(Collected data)
☆ ☆ ☆ ☆ ☆

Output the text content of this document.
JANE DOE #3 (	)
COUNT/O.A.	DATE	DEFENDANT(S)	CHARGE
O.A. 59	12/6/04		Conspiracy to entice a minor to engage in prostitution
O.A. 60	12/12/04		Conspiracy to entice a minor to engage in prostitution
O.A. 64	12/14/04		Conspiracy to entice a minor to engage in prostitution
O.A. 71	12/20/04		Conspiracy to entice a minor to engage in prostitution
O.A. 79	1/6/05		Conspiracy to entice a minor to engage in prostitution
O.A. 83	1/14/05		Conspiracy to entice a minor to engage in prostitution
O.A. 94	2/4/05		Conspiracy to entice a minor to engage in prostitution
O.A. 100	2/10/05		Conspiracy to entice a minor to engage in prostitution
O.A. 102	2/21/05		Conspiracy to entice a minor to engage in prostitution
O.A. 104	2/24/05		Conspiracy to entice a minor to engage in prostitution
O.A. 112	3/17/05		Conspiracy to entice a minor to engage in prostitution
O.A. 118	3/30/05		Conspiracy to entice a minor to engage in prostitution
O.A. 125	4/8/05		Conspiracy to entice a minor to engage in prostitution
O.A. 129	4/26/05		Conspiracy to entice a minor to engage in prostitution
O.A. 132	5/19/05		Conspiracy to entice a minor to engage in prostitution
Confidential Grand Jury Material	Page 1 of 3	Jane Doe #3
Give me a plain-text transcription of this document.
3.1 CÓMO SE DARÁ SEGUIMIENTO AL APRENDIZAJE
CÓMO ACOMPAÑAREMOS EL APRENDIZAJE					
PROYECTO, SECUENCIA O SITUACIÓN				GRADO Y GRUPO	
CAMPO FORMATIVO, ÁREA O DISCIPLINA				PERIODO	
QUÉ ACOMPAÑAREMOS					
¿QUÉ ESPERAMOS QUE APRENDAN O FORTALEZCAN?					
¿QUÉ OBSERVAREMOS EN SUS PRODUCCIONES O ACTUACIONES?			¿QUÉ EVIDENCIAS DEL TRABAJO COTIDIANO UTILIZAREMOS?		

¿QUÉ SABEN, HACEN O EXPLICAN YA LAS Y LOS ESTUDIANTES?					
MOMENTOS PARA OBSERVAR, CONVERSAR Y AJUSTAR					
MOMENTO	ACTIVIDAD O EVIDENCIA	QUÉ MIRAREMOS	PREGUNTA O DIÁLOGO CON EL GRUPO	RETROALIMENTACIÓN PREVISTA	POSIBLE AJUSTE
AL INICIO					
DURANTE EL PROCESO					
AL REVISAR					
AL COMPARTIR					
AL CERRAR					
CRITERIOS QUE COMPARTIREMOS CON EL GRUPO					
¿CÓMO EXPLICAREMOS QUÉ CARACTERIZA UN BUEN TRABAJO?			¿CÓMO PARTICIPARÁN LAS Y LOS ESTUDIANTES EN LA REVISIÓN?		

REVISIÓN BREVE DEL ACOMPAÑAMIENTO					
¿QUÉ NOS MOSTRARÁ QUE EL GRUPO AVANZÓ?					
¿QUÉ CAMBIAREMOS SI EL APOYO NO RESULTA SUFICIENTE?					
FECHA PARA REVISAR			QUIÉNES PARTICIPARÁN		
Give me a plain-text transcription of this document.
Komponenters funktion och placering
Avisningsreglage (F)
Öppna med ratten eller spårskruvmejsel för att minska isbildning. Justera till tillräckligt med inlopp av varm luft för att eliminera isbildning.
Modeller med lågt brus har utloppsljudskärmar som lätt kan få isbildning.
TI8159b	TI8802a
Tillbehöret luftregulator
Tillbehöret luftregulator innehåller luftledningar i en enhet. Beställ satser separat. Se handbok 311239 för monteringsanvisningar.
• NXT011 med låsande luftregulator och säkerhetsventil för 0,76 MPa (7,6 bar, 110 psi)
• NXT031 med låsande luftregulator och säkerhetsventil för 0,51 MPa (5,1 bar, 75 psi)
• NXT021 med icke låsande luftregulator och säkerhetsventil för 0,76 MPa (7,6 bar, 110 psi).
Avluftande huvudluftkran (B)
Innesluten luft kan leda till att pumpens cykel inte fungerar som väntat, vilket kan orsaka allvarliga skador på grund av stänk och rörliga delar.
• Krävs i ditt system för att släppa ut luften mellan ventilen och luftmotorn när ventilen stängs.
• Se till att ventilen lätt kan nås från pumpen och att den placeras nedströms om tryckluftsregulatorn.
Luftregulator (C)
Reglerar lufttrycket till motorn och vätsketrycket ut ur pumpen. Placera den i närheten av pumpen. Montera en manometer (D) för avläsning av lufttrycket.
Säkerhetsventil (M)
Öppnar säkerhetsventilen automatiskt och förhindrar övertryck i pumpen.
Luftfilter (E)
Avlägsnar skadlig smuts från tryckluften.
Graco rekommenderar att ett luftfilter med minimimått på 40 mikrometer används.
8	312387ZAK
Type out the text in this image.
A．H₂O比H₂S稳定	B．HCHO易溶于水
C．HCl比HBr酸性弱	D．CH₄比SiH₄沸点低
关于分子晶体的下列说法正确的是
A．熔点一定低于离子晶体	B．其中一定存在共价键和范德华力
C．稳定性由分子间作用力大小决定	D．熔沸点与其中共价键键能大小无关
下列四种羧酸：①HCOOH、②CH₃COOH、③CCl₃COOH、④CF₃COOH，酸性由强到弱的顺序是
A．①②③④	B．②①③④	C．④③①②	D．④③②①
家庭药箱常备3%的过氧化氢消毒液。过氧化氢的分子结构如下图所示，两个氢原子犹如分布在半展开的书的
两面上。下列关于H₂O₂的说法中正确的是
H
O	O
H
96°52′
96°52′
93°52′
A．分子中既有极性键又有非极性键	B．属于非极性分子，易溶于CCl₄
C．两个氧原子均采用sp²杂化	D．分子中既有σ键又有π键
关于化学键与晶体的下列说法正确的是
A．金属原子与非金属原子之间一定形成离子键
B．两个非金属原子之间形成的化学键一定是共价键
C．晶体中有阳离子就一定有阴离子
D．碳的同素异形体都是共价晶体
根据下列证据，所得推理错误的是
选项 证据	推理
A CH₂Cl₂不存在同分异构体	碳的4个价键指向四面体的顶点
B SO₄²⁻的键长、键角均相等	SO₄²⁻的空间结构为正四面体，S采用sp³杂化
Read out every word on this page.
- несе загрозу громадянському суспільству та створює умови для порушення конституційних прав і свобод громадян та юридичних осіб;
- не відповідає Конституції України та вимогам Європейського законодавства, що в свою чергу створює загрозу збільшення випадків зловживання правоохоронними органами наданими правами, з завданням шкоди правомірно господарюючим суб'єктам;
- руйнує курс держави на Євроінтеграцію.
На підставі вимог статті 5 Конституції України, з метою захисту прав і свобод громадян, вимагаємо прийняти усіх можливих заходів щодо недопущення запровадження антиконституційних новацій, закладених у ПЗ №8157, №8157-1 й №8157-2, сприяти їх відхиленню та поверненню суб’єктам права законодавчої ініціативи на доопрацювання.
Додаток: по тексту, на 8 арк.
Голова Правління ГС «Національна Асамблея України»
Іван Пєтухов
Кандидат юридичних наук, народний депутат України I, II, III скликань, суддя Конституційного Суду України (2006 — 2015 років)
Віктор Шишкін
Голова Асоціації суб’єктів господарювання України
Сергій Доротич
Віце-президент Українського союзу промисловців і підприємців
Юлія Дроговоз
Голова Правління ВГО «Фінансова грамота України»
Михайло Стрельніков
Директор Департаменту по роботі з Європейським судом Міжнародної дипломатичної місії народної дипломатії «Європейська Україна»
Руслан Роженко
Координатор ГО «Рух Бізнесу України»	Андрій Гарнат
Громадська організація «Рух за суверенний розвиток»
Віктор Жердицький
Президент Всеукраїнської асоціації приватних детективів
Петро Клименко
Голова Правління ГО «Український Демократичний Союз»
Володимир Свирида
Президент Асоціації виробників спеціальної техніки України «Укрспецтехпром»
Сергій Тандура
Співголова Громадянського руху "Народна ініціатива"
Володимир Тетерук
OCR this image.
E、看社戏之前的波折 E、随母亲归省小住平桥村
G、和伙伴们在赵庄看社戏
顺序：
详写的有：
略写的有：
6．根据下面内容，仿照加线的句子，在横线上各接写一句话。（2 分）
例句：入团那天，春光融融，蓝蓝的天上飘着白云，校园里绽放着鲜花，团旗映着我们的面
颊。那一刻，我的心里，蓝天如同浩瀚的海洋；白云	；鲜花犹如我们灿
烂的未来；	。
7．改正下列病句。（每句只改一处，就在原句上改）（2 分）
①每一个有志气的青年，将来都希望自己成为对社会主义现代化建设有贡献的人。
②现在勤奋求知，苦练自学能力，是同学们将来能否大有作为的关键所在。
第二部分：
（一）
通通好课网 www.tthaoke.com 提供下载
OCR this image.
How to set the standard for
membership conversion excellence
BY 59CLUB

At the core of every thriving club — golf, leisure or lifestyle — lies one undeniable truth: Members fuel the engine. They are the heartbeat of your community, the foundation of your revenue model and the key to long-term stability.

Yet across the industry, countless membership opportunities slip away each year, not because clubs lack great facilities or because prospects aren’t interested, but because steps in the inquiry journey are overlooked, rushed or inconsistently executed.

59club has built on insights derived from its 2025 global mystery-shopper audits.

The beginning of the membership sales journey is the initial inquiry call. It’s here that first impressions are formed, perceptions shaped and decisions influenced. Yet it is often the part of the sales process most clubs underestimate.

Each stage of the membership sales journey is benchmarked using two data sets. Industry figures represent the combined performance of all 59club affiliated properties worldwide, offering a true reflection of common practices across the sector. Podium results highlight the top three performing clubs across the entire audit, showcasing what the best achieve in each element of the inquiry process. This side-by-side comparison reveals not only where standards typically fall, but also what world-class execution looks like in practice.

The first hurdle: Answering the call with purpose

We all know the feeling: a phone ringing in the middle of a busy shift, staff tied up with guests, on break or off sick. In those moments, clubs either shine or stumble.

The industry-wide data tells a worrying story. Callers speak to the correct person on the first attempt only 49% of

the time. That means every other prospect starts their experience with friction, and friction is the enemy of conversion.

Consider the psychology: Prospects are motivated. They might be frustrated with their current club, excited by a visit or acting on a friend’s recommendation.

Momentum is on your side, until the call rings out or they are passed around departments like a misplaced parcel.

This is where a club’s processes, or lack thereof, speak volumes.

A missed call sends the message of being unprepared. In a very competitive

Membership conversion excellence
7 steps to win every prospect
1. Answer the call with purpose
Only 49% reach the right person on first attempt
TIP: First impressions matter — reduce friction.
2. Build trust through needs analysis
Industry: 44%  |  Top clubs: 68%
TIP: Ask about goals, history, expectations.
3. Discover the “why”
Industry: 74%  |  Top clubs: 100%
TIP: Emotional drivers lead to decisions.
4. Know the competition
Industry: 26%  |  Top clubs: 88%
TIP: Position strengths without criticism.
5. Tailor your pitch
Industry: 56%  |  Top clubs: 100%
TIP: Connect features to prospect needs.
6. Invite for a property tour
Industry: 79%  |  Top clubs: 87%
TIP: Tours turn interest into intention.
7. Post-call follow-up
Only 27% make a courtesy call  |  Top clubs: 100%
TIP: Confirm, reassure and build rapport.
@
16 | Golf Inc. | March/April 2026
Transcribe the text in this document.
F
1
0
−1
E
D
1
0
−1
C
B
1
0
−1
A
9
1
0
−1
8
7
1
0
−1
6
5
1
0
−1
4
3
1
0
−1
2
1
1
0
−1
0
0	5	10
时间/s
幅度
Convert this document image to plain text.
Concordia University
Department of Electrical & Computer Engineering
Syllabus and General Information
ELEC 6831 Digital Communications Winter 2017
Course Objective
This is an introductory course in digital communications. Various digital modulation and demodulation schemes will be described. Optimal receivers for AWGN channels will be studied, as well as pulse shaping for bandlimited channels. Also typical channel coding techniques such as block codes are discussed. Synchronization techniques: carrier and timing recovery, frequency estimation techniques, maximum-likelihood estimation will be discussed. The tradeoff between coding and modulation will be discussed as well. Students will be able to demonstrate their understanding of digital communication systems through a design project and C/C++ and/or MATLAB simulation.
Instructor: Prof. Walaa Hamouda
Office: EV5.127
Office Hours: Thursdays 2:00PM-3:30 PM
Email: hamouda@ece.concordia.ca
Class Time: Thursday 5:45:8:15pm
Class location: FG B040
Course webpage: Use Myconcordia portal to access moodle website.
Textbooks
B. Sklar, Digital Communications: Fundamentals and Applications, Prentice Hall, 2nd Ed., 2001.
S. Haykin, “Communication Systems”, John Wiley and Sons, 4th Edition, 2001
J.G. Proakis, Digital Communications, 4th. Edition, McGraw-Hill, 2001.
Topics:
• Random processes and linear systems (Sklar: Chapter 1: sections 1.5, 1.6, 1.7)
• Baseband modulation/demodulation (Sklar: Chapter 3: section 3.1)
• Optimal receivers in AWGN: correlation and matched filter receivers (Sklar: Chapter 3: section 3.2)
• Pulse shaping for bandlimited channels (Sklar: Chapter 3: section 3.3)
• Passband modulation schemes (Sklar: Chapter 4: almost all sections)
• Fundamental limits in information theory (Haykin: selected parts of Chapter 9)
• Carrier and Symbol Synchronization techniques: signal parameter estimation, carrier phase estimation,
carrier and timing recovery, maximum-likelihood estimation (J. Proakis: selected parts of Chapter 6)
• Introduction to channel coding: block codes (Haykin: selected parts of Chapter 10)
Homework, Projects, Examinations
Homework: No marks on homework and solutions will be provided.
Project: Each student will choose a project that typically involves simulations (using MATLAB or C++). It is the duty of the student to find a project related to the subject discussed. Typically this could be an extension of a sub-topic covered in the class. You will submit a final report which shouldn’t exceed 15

☆ ☆ ☆ ☆ ☆

__WHAT IS EXPECTED__
Every line of the listing that holds "Edition" should be found and copied.

__RESULT OF THIS TASK__
S. Haykin, “Communication Systems”, John Wiley and Sons, 4th Edition, 2001
J.G. Proakis, Digital Communications, 4th. Edition, McGraw-Hill, 2001.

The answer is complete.